**Available data**
* * * * * * *
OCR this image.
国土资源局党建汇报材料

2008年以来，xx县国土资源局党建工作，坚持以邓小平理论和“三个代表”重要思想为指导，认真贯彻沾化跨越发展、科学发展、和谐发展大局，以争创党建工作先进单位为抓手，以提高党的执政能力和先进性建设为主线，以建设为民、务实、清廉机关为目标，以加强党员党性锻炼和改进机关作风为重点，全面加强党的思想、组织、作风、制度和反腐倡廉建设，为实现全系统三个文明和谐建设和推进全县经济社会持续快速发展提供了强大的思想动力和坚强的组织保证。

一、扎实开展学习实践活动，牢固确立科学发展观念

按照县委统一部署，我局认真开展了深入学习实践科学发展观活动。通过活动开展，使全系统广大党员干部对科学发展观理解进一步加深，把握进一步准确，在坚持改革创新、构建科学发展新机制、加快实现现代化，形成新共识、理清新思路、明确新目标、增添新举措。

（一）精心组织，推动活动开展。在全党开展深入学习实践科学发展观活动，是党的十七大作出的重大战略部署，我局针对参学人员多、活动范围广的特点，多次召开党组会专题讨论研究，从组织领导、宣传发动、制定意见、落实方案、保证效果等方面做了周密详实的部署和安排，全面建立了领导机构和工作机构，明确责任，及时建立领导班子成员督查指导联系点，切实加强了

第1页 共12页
* * * * * * *
**What is required**
Recopy all the lines exactly as they appear.

**Solved problem**
OCR this image.
国土资源局党建汇报材料

2008年以来，xx县国土资源局党建工作，坚持以邓小平理论和“三个代表”重要思想为指导，认真贯彻沾化跨越发展、科学发展、和谐发展大局，以争创党建工作先进单位为抓手，以提高党的执政能力和先进性建设为主线，以建设为民、务实、清廉机关为目标，以加强党员党性锻炼和改进机关作风为重点，全面加强党的思想、组织、作风、制度和反腐倡廉建设，为实现全系统三个文明和谐建设和推进全县经济社会持续快速发展提供了强大的思想动力和坚强的组织保证。

一、扎实开展学习实践活动，牢固确立科学发展观念

按照县委统一部署，我局认真开展了深入学习实践科学发展观活动。通过活动开展，使全系统广大党员干部对科学发展观理解进一步加深，把握进一步准确，在坚持改革创新、构建科学发展新机制、加快实现现代化，形成新共识、理清新思路、明确新目标、增添新举措。

（一）精心组织，推动活动开展。在全党开展深入学习实践科学发展观活动，是党的十七大作出的重大战略部署，我局针对参学人员多、活动范围广的特点，多次召开党组会专题讨论研究，从组织领导、宣传发动、制定意见、落实方案、保证效果等方面做了周密详实的部署和安排，全面建立了领导机构和工作机构，明确责任，及时建立领导班子成员督查指导联系点，切实加强了

第1页 共12页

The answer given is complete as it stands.